_WHAT YOU SHOULD DO_. Output each entry exactly; skip nothing.

_INPUT FOR THIS TASK_.
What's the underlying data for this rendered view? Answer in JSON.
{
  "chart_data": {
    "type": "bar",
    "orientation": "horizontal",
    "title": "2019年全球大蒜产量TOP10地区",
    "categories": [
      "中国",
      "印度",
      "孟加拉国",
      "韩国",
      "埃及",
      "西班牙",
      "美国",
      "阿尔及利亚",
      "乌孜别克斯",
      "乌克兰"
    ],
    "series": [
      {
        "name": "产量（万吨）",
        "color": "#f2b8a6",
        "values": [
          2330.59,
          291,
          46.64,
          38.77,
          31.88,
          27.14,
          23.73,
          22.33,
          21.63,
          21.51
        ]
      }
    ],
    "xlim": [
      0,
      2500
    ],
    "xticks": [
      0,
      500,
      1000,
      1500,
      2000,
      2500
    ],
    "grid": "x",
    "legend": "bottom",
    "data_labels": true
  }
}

_RESPONSE TO THIS EXERCISE_.
What's the underlying data for this rendered view? Answer in JSON.
{
  "chart_data": {
    "type": "bar",
    "orientation": "horizontal",
    "title": "2019年全球大蒜产量TOP10地区",
    "categories": [
      "中国",
      "印度",
      "孟加拉国",
      "韩国",
      "埃及",
      "西班牙",
      "美国",
      "阿尔及利亚",
      "乌孜别克斯",
      "乌克兰"
    ],
    "series": [
      {
        "name": "产量（万吨）",
        "color": "#f2b8a6",
        "values": [
          2330.59,
          291,
          46.64,
          38.77,
          31.88,
          27.14,
          23.73,
          22.33,
          21.63,
          21.51
        ]
      }
    ],
    "xlim": [
      0,
      2500
    ],
    "xticks": [
      0,
      500,
      1000,
      1500,
      2000,
      2500
    ],
    "grid": "x",
    "legend": "bottom",
    "data_labels": true
  }
}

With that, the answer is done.